To-do list.
1. Reproduce the stretch from "The stuff that" through "static IEnumerable<CompassDirectionModel> GetCompassDirections()" in the heads-up compass write-up, character for character.
2. Carry the heads-up compass write-up forward from the point where it stops.

Supplied passage.
____________________

The stuff that gets displayed has it’s own model, and is very simple:

using System.Collections.Generic;

namespace HeadsUpCompass.Models
{
  public class CompassDirectionModel
  {
    public int Direction { get; set; }

    public string Text { get; set; }

    public static IEnumerable<CompassDirectionModel> GetCompassDirections()
    {
      return new List<CompassDirectionModel>
      {
        new CompassDirectionModel {Direction = 0, Text = "N"},
        new CompassDirectionModel {Direction = 45, Text = "NE"},
        new CompassDirectionModel {Direction = 90, Text = "E"},
        new CompassDirectionModel {Direction = 135, Text = "SE"},
        new CompassDirectionModel {Direction = 180, Text = "S"},
        new CompassDirectionModel {Direction = 225, Text = "SW"},
        new CompassDirectionModel {Direction = 270, Text = "W"},
        new CompassDirectionModel {Direction = 315, Text = "NW"}
      };
    }
  }
}

And most of is a static factory method too that I, being a lazy programmer, just plonked into a class. This model accepts a text and a compass direction where it wants to be displayed. You can limit or add whatever you like.

Building the ViewModel

So far it has not been quite rocket science, and neither is the only ViewModel that is employed in this solution:

using System.Collections.ObjectModel;
using System.Windows;
using GalaSoft.MvvmLight;
using HeadsUpCompass.Models;

namespace HeadsUpCompass.ViewModels
{
  public class CompassViewModel : ViewModelBase
  {
    private readonly CompassModel model;

    public CompassViewModel()
    {
      model = new CompassModel();
      model.CompassDirectionChanged += ModelCompassDirectionChanged;
      CompassDirections = 
        new ObservableCollection<CompassDirectionModel>(
          CompassDirectionModel.GetCompassDirections());
      if( !IsInDesignMode) model.Init();
    }

    void ModelCompassDirectionChanged(int newDirection)
    {
      Deployment.Current.Dispatcher.BeginInvoke(
        () => { CompassDirection = newDirection; });
    }

    private int compassDirection;
    public int CompassDirection
    {
      get { return compassDirection; }
      set
      {
        if (compassDirection != value)

____________________

Material supplied.
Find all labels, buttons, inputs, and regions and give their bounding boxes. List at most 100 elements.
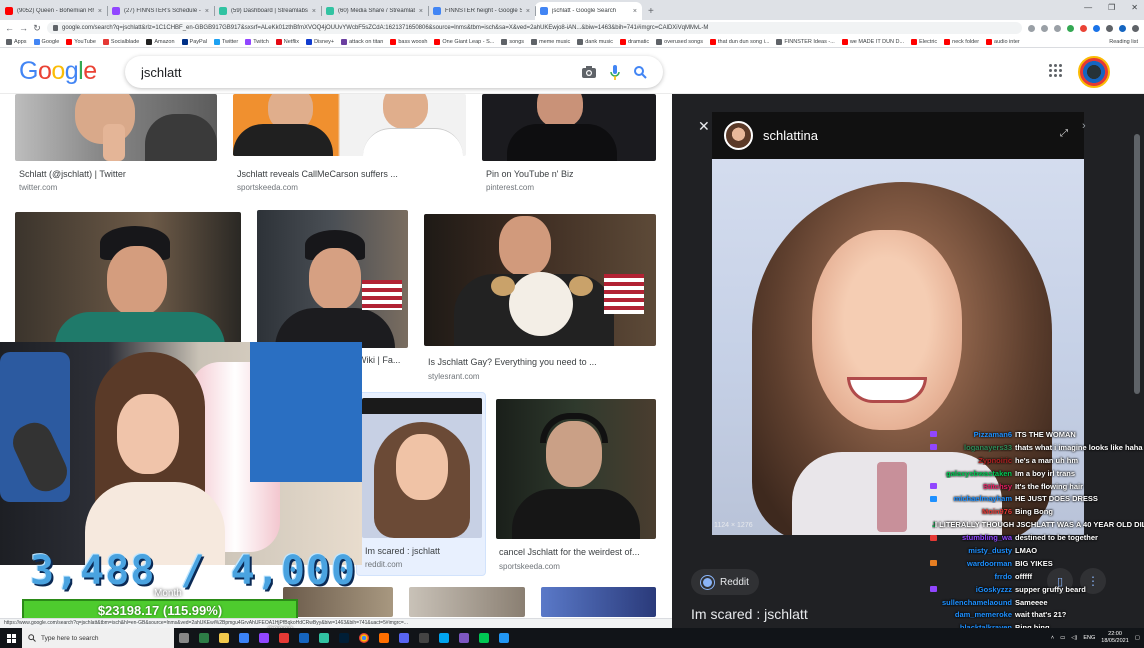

____________________

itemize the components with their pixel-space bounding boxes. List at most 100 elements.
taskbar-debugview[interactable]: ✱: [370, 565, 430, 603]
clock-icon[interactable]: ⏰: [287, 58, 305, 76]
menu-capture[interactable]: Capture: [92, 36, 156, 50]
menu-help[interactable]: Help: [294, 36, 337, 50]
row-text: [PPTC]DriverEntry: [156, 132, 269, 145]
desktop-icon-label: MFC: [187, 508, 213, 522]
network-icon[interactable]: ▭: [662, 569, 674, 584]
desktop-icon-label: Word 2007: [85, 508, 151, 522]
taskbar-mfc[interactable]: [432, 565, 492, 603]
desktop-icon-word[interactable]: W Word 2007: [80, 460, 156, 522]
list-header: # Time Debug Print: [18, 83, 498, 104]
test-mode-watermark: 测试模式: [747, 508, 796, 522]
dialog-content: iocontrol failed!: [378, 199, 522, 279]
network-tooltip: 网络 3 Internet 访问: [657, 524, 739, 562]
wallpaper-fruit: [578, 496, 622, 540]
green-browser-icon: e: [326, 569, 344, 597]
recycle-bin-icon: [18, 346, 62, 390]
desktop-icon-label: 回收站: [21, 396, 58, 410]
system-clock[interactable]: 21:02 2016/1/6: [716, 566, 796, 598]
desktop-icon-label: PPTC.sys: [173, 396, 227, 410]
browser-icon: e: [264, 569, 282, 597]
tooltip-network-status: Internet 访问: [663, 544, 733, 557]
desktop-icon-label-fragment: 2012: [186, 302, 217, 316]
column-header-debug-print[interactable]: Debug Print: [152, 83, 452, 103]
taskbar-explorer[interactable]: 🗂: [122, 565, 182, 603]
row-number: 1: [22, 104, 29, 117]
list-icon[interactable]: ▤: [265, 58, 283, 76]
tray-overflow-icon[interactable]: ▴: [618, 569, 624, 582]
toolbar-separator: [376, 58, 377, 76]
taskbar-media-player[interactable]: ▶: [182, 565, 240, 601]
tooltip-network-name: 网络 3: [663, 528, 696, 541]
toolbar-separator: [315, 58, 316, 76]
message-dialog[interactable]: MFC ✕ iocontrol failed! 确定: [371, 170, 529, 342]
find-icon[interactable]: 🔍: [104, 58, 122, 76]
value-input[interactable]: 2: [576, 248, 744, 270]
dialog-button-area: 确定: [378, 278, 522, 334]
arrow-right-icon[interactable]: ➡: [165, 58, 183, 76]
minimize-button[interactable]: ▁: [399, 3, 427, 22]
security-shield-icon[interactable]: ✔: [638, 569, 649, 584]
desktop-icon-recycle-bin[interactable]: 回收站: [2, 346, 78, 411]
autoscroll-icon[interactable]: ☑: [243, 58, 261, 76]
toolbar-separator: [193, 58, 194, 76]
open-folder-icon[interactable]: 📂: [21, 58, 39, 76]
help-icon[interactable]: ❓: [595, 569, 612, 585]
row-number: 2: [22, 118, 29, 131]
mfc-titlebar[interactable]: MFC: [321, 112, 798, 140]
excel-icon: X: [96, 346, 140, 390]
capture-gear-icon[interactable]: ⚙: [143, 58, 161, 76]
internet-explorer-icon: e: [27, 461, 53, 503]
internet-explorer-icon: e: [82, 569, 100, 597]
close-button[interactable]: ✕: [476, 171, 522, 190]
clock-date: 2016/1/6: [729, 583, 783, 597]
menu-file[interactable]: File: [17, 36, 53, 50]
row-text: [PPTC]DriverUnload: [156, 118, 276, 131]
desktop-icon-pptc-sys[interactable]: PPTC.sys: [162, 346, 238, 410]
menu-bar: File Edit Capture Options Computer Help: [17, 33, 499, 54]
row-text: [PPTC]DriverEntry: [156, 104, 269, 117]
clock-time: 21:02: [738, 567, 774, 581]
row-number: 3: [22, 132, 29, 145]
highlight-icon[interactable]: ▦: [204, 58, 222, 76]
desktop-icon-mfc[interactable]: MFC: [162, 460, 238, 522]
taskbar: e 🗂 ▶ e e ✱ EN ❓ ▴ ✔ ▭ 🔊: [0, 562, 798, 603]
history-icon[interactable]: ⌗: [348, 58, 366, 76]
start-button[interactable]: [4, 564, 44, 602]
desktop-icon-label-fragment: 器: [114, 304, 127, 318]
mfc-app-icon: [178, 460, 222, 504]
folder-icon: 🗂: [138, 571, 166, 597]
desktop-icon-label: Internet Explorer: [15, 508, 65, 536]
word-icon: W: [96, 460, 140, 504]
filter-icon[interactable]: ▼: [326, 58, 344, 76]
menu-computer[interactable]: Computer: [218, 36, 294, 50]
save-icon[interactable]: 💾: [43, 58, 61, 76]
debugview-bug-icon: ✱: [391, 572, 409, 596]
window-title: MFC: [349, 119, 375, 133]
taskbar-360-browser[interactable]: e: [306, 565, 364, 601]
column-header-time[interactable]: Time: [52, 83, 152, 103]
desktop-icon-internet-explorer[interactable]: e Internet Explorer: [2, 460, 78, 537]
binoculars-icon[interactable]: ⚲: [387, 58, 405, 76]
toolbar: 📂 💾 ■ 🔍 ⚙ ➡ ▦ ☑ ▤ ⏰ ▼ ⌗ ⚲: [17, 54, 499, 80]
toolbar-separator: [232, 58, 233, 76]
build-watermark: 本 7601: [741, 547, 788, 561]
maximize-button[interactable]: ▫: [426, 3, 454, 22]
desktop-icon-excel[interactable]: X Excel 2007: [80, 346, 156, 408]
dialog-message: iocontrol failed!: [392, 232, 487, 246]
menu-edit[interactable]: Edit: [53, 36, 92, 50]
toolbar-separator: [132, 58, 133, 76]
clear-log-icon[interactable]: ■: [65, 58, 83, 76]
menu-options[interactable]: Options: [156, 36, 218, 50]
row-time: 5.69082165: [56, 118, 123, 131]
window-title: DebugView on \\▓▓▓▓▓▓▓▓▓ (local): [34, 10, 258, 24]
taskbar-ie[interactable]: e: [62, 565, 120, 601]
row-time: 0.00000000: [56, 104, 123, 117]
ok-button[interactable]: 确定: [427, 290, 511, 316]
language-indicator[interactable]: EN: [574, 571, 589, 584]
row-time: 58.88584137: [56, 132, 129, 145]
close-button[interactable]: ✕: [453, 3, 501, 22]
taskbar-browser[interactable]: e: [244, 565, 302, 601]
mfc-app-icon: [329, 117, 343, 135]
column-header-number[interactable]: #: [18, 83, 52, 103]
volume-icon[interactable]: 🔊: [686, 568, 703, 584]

____________________

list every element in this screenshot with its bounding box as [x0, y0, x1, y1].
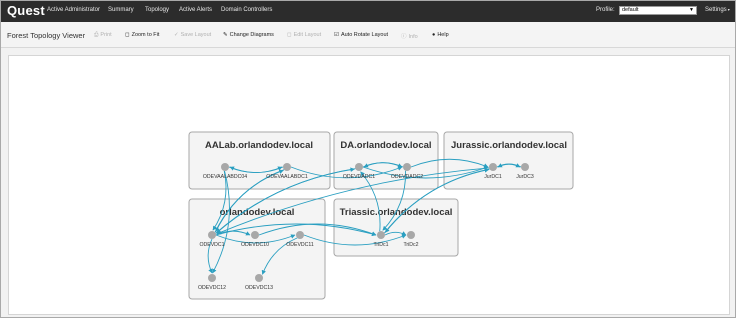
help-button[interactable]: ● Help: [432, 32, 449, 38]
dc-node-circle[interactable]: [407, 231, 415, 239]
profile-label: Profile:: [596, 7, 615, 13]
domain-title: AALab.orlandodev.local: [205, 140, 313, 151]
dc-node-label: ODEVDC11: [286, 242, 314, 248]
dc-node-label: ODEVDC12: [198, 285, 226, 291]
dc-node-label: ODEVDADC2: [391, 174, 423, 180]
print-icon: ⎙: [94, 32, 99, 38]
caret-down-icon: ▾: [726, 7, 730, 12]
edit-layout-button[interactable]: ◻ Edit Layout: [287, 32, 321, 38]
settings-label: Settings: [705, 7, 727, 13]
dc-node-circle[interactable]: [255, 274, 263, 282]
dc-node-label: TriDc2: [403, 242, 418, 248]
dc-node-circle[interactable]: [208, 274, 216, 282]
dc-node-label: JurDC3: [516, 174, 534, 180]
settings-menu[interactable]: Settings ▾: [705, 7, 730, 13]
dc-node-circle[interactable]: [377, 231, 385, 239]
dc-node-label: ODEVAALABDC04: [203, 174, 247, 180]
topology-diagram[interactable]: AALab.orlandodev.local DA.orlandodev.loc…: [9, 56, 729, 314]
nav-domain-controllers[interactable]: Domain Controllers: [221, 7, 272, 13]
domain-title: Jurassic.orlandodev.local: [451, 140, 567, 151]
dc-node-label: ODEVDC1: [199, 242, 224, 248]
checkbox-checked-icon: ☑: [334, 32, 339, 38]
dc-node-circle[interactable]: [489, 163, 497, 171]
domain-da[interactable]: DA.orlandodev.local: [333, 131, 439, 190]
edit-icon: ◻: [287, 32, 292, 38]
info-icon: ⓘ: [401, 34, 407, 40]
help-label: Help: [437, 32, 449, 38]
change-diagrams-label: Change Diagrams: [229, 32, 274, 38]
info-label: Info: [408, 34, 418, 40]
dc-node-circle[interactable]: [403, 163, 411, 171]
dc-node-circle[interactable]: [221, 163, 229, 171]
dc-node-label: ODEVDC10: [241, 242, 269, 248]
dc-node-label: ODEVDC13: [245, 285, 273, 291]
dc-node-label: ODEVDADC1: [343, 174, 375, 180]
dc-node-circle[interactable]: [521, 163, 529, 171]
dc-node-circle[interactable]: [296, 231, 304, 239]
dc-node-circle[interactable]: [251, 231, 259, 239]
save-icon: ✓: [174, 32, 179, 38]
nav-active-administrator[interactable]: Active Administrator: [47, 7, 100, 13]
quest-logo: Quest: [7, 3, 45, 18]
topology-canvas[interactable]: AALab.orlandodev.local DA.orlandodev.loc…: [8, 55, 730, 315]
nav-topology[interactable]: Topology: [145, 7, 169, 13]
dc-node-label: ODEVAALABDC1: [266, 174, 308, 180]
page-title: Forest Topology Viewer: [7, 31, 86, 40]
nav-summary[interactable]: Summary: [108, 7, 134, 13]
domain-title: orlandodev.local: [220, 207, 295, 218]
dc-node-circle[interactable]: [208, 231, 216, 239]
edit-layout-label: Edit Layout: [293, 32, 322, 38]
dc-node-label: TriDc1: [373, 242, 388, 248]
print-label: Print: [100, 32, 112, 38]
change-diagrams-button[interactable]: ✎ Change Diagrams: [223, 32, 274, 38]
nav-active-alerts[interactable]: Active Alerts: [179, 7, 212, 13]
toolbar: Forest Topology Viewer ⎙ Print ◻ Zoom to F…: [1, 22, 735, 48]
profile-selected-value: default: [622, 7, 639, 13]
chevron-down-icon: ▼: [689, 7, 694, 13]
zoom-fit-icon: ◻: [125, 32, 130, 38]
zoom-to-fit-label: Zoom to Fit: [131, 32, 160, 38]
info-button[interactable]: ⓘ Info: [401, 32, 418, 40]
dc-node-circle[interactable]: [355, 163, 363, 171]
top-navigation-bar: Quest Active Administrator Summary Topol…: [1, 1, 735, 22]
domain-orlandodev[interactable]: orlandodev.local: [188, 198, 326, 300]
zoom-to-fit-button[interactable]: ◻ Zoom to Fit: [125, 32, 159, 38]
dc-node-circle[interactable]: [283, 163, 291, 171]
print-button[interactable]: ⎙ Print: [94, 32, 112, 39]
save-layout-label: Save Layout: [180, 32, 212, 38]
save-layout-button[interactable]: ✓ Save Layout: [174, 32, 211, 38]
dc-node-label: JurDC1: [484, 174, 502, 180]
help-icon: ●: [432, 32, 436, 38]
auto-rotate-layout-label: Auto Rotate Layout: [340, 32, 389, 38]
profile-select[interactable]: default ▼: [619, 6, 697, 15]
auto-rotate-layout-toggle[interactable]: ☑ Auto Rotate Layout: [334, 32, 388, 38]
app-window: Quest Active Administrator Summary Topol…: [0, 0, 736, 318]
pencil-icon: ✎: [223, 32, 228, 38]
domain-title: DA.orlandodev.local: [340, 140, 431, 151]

____________________

Results of the exercise.
1.
The stuff that gets displayed has it’s own model, and is very simple:

using System.Collections.Generic;

namespace HeadsUpCompass.Models
{
  public class CompassDirectionModel
  {
    public int Direction { get; set; }

    public string Text { get; set; }

    public static IEnumerable<CompassDirectionModel> GetCompassDirections()

2.
        {
          compassDirection = value;
          RaisePropertyChanged(() => CompassDirection);
        }
      }
    }

    private ObservableCollection<CompassDirectionModel> compassDirections;
    public ObservableCollection<CompassDirectionModel> CompassDirections
    {
      get { return compassDirections; }
      set
      {
        if (compassDirections != value)
        {
          compassDirections = value;
          RaisePropertyChanged(() => CompassDirections);
        }
      }
    }
  }
}

The ViewModel creates a CompassDirectionModel and subscribes to its events, and fills an observable collection with CompassDirectionModels – so basically a list of texts and the direction in which they want to be displayed.

Initial user interface

First of all, open MainPage.xaml, set shell:SystemTray.IsVisible="false", SupportedOrientations="PortraitOrLandscape" and then delete the grid “LayoutRoot” and everything inside it (and get rid of the App Bar sample code that commented out as well, that clears the stage). Replace it by this:

<Grid x:Name="LayoutRoot" >
  <Grid.RowDefinitions>
    <RowDefinition Height="Auto"/>
    <RowDefinition Height="*"/>
  </Grid.RowDefinitions >

  <!--TitlePanel contains the name of the application and page title-->
  <StackPanel x:Name="TitlePanel" Grid.Row="0" Margin="12,17,0,28">
    <TextBlock x:Name="ApplicationTitle" Text="HeadsUp Compass"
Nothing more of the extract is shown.